Required task: Copy out every item below with "red-x-circle-icon" switched to "red-cross-icon" and everything else unchanged. Leave the pictures out.

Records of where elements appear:
- - -

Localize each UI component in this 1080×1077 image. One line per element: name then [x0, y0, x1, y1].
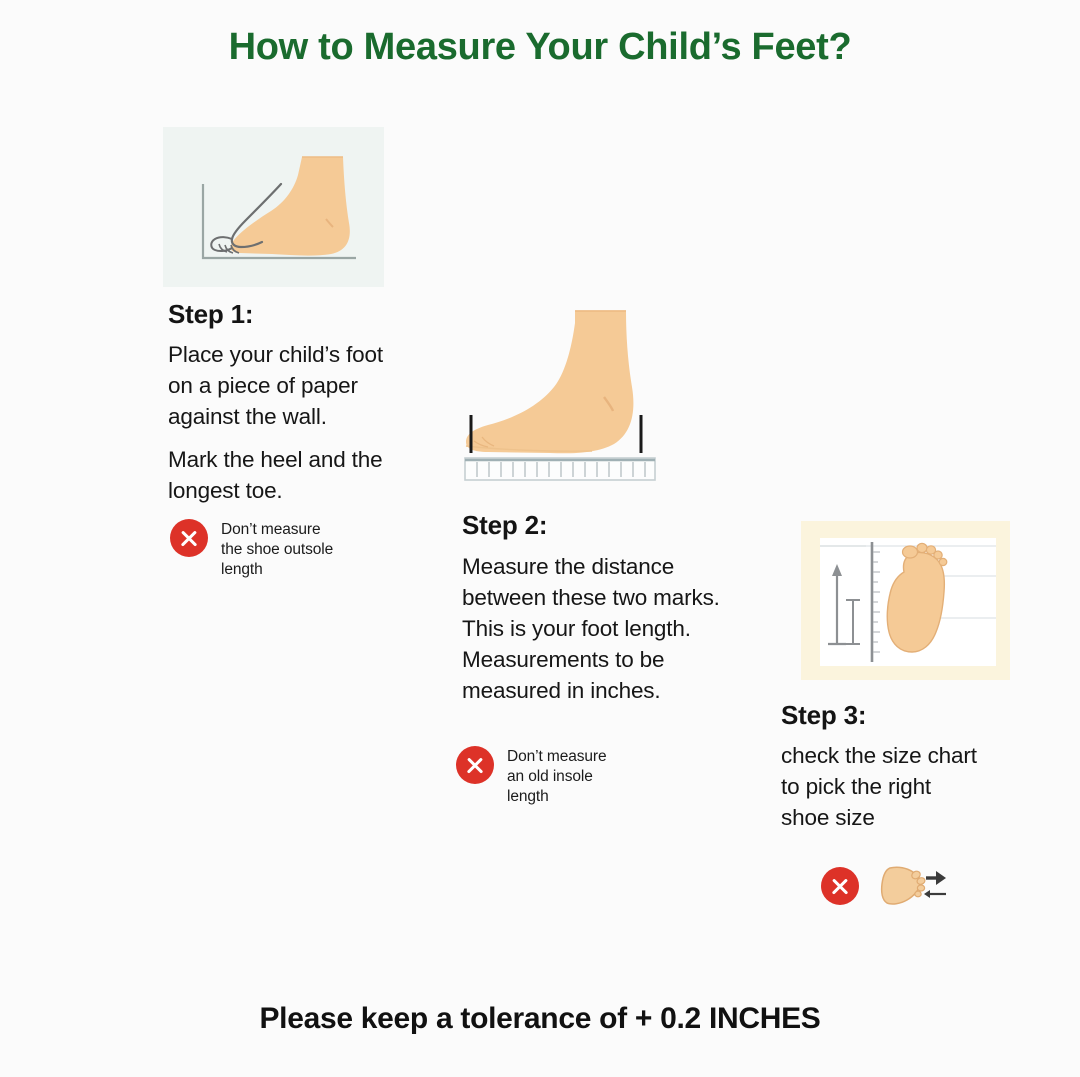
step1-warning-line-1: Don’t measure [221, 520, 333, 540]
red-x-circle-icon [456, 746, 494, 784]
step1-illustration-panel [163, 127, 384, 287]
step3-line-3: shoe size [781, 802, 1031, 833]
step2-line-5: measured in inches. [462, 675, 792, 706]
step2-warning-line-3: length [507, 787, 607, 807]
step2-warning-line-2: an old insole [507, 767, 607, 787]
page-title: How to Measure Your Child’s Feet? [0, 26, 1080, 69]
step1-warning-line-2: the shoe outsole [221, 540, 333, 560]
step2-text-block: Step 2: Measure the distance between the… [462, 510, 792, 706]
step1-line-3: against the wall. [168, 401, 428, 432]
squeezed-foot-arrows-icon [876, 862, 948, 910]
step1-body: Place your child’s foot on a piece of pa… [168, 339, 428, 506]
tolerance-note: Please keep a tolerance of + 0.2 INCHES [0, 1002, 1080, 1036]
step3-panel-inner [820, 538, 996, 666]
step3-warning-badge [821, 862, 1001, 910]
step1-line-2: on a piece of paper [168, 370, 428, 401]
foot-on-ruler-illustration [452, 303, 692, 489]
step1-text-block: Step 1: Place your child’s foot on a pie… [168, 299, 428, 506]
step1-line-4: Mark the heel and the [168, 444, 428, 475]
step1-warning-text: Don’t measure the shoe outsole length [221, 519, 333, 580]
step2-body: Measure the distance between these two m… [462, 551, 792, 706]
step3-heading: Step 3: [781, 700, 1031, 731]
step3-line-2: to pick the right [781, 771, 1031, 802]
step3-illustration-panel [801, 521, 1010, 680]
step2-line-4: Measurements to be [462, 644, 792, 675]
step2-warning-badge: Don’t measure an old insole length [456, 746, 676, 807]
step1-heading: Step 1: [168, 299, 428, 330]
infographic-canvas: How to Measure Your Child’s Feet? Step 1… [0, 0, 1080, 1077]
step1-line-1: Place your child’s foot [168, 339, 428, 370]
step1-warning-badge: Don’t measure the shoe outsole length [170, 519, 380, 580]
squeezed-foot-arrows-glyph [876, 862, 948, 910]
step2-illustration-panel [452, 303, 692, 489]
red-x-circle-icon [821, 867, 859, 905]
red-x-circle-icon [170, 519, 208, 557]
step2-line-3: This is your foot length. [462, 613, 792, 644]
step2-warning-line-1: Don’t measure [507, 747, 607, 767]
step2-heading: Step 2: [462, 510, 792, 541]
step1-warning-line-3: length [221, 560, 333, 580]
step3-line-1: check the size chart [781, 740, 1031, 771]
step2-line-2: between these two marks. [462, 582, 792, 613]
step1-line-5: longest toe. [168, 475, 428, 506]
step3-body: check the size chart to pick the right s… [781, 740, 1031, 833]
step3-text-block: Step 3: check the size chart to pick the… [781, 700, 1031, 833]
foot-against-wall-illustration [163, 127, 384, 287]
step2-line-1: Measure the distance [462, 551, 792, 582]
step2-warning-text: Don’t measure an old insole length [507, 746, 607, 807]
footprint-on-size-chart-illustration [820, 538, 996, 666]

- - -

Correct output:
Localize each UI component in this 1080×1077 image. One line per element: name then [x0, y0, x1, y1].
step1-warning-line-1: Don’t measure [221, 520, 333, 540]
red-cross-icon [456, 746, 494, 784]
step1-illustration-panel [163, 127, 384, 287]
step3-line-3: shoe size [781, 802, 1031, 833]
step2-line-5: measured in inches. [462, 675, 792, 706]
step2-warning-line-3: length [507, 787, 607, 807]
step2-warning-line-2: an old insole [507, 767, 607, 787]
page-title: How to Measure Your Child’s Feet? [0, 26, 1080, 69]
step1-warning-line-2: the shoe outsole [221, 540, 333, 560]
step2-text-block: Step 2: Measure the distance between the… [462, 510, 792, 706]
step1-line-3: against the wall. [168, 401, 428, 432]
squeezed-foot-arrows-icon [876, 862, 948, 910]
step1-body: Place your child’s foot on a piece of pa… [168, 339, 428, 506]
tolerance-note: Please keep a tolerance of + 0.2 INCHES [0, 1002, 1080, 1036]
step3-panel-inner [820, 538, 996, 666]
step3-warning-badge [821, 862, 1001, 910]
step1-line-2: on a piece of paper [168, 370, 428, 401]
foot-on-ruler-illustration [452, 303, 692, 489]
step1-text-block: Step 1: Place your child’s foot on a pie… [168, 299, 428, 506]
step1-line-4: Mark the heel and the [168, 444, 428, 475]
step1-warning-text: Don’t measure the shoe outsole length [221, 519, 333, 580]
step2-body: Measure the distance between these two m… [462, 551, 792, 706]
step3-heading: Step 3: [781, 700, 1031, 731]
step3-line-2: to pick the right [781, 771, 1031, 802]
step3-illustration-panel [801, 521, 1010, 680]
step2-line-4: Measurements to be [462, 644, 792, 675]
step2-warning-badge: Don’t measure an old insole length [456, 746, 676, 807]
step1-heading: Step 1: [168, 299, 428, 330]
infographic-canvas: How to Measure Your Child’s Feet? Step 1… [0, 0, 1080, 1077]
step1-line-1: Place your child’s foot [168, 339, 428, 370]
step1-warning-badge: Don’t measure the shoe outsole length [170, 519, 380, 580]
squeezed-foot-arrows-glyph [876, 862, 948, 910]
step2-illustration-panel [452, 303, 692, 489]
red-cross-icon [821, 867, 859, 905]
red-cross-icon [170, 519, 208, 557]
step2-line-3: This is your foot length. [462, 613, 792, 644]
step2-warning-line-1: Don’t measure [507, 747, 607, 767]
step2-heading: Step 2: [462, 510, 792, 541]
step1-warning-line-3: length [221, 560, 333, 580]
step3-line-1: check the size chart [781, 740, 1031, 771]
step2-line-2: between these two marks. [462, 582, 792, 613]
step1-line-5: longest toe. [168, 475, 428, 506]
step3-body: check the size chart to pick the right s… [781, 740, 1031, 833]
step3-text-block: Step 3: check the size chart to pick the… [781, 700, 1031, 833]
foot-against-wall-illustration [163, 127, 384, 287]
step2-line-1: Measure the distance [462, 551, 792, 582]
step2-warning-text: Don’t measure an old insole length [507, 746, 607, 807]
footprint-on-size-chart-illustration [820, 538, 996, 666]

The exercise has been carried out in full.